--- Material to process ---

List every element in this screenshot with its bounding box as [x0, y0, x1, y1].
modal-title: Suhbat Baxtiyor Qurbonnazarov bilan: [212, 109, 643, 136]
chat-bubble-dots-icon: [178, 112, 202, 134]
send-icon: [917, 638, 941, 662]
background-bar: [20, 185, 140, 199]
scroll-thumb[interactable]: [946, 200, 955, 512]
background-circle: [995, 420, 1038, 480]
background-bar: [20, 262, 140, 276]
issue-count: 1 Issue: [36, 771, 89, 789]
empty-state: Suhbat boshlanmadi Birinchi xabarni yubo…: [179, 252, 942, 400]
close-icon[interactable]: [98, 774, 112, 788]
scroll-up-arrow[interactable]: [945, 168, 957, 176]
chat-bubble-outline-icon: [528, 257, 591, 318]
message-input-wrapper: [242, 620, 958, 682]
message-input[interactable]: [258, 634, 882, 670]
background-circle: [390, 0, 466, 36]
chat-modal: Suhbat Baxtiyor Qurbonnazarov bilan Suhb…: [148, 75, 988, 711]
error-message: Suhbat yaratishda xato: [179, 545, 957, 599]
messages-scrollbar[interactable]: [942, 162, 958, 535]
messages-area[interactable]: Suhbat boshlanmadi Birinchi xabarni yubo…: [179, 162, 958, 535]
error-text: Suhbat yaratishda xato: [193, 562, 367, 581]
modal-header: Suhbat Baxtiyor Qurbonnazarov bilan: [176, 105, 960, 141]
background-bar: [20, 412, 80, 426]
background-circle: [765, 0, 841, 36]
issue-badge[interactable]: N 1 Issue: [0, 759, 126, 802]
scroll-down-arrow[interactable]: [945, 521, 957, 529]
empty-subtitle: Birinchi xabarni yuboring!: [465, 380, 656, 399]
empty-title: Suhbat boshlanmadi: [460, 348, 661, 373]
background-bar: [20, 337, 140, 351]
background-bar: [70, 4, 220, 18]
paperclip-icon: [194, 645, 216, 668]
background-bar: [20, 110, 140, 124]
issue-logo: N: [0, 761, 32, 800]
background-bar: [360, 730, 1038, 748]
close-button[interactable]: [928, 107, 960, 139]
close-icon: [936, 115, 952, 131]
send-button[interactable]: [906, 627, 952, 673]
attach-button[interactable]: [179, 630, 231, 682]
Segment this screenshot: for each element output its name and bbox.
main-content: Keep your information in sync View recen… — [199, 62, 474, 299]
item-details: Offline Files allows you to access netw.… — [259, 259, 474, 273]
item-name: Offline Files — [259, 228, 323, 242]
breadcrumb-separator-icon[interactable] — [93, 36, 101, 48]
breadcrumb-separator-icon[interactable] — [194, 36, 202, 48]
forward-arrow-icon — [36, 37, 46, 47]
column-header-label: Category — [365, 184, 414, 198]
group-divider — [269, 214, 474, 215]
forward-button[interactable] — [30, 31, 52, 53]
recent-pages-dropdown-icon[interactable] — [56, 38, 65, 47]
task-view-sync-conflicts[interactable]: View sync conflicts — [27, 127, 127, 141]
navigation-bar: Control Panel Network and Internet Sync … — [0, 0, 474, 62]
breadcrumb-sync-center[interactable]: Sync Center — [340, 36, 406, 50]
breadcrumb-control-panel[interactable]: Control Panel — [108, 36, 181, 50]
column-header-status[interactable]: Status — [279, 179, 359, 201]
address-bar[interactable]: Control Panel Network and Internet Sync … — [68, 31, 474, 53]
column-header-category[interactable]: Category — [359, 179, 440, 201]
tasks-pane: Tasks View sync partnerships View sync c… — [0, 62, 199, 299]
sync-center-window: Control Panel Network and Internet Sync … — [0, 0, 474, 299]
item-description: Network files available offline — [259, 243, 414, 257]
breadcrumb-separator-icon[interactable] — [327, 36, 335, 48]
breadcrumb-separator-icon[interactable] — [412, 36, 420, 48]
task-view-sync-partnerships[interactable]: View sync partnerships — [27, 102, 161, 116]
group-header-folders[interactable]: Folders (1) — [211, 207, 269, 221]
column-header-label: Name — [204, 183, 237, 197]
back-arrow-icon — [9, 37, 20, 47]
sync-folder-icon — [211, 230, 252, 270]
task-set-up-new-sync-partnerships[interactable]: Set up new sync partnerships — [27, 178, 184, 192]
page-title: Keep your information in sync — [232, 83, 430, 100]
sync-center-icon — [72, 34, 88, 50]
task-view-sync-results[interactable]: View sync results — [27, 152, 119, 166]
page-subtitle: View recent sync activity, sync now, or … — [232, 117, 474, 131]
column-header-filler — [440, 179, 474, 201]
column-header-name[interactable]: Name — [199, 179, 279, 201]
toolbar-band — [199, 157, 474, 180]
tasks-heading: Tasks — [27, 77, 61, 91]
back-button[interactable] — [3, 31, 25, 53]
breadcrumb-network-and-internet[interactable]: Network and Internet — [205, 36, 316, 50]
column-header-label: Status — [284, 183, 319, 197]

---

Task prompt
Arrange every line of the material above into a numbered list, leaving out any blank lines.

Full solution
1. List every element in this screenshot with its bounding box as [x0, y0, x1, y1].
2. modal-title: Suhbat Baxtiyor Qurbonnazarov bilan: [212, 109, 643, 136]
3. chat-bubble-dots-icon: [178, 112, 202, 134]
4. send-icon: [917, 638, 941, 662]
5. background-bar: [20, 185, 140, 199]
6. scroll-thumb[interactable]: [946, 200, 955, 512]
7. background-circle: [995, 420, 1038, 480]
8. background-bar: [20, 262, 140, 276]
9. issue-count: 1 Issue: [36, 771, 89, 789]
10. empty-state: Suhbat boshlanmadi Birinchi xabarni yubo…: [179, 252, 942, 400]
11. close-icon[interactable]: [98, 774, 112, 788]
12. scroll-up-arrow[interactable]: [945, 168, 957, 176]
13. chat-bubble-outline-icon: [528, 257, 591, 318]
14. message-input-wrapper: [242, 620, 958, 682]
15. message-input[interactable]: [258, 634, 882, 670]
16. background-circle: [390, 0, 466, 36]
17. chat-modal: Suhbat Baxtiyor Qurbonnazarov bilan Suhb…: [148, 75, 988, 711]
18. error-message: Suhbat yaratishda xato: [179, 545, 957, 599]
19. messages-scrollbar[interactable]: [942, 162, 958, 535]
20. messages-area[interactable]: Suhbat boshlanmadi Birinchi xabarni yubo…: [179, 162, 958, 535]
21. error-text: Suhbat yaratishda xato: [193, 562, 367, 581]
22. modal-header: Suhbat Baxtiyor Qurbonnazarov bilan: [176, 105, 960, 141]
23. background-bar: [20, 412, 80, 426]
24. background-circle: [765, 0, 841, 36]
25. issue-badge[interactable]: N 1 Issue: [0, 759, 126, 802]
26. scroll-down-arrow[interactable]: [945, 521, 957, 529]
27. empty-subtitle: Birinchi xabarni yuboring!: [465, 380, 656, 399]
28. empty-title: Suhbat boshlanmadi: [460, 348, 661, 373]
29. background-bar: [20, 337, 140, 351]
30. background-bar: [70, 4, 220, 18]
31. paperclip-icon: [194, 645, 216, 668]
32. background-bar: [20, 110, 140, 124]
33. issue-logo: N: [0, 761, 32, 800]
34. background-bar: [360, 730, 1038, 748]
35. close-button[interactable]: [928, 107, 960, 139]
36. close-icon: [936, 115, 952, 131]
37. send-button[interactable]: [906, 627, 952, 673]
38. attach-button[interactable]: [179, 630, 231, 682]
39. Segment this screenshot: for each element output its name and bbox.
40. main-content: Keep your information in sync View recen… — [199, 62, 474, 299]
41. item-details: Offline Files allows you to access netw.… — [259, 259, 474, 273]
42. item-name: Offline Files — [259, 228, 323, 242]
43. breadcrumb-separator-icon[interactable] — [93, 36, 101, 48]
44. breadcrumb-separator-icon[interactable] — [194, 36, 202, 48]
45. forward-arrow-icon — [36, 37, 46, 47]
46. column-header-label: Category — [365, 184, 414, 198]
47. group-divider — [269, 214, 474, 215]
48. forward-button[interactable] — [30, 31, 52, 53]
49. recent-pages-dropdown-icon[interactable] — [56, 38, 65, 47]
50. task-view-sync-conflicts[interactable]: View sync conflicts — [27, 127, 127, 141]
51. navigation-bar: Control Panel Network and Internet Sync … — [0, 0, 474, 62]
52. breadcrumb-sync-center[interactable]: Sync Center — [340, 36, 406, 50]
53. breadcrumb-control-panel[interactable]: Control Panel — [108, 36, 181, 50]
54. column-header-status[interactable]: Status — [279, 179, 359, 201]
55. address-bar[interactable]: Control Panel Network and Internet Sync … — [68, 31, 474, 53]
56. column-header-category[interactable]: Category — [359, 179, 440, 201]
57. tasks-pane: Tasks View sync partnerships View sync c… — [0, 62, 199, 299]
58. sync-center-window: Control Panel Network and Internet Sync … — [0, 0, 474, 299]
59. item-description: Network files available offline — [259, 243, 414, 257]
60. breadcrumb-separator-icon[interactable] — [327, 36, 335, 48]
61. breadcrumb-separator-icon[interactable] — [412, 36, 420, 48]
62. task-view-sync-partnerships[interactable]: View sync partnerships — [27, 102, 161, 116]
63. group-header-folders[interactable]: Folders (1) — [211, 207, 269, 221]
64. column-header-label: Name — [204, 183, 237, 197]
65. back-arrow-icon — [9, 37, 20, 47]
66. sync-folder-icon — [211, 230, 252, 270]
67. task-set-up-new-sync-partnerships[interactable]: Set up new sync partnerships — [27, 178, 184, 192]
68. page-title: Keep your information in sync — [232, 83, 430, 100]
69. sync-center-icon — [72, 34, 88, 50]
70. task-view-sync-results[interactable]: View sync results — [27, 152, 119, 166]
71. page-subtitle: View recent sync activity, sync now, or … — [232, 117, 474, 131]
72. column-header-filler — [440, 179, 474, 201]
73. column-header-name[interactable]: Name — [199, 179, 279, 201]
74. toolbar-band — [199, 157, 474, 180]
75. tasks-heading: Tasks — [27, 77, 61, 91]
76. back-button[interactable] — [3, 31, 25, 53]
77. breadcrumb-network-and-internet[interactable]: Network and Internet — [205, 36, 316, 50]
78. column-header-label: Status — [284, 183, 319, 197]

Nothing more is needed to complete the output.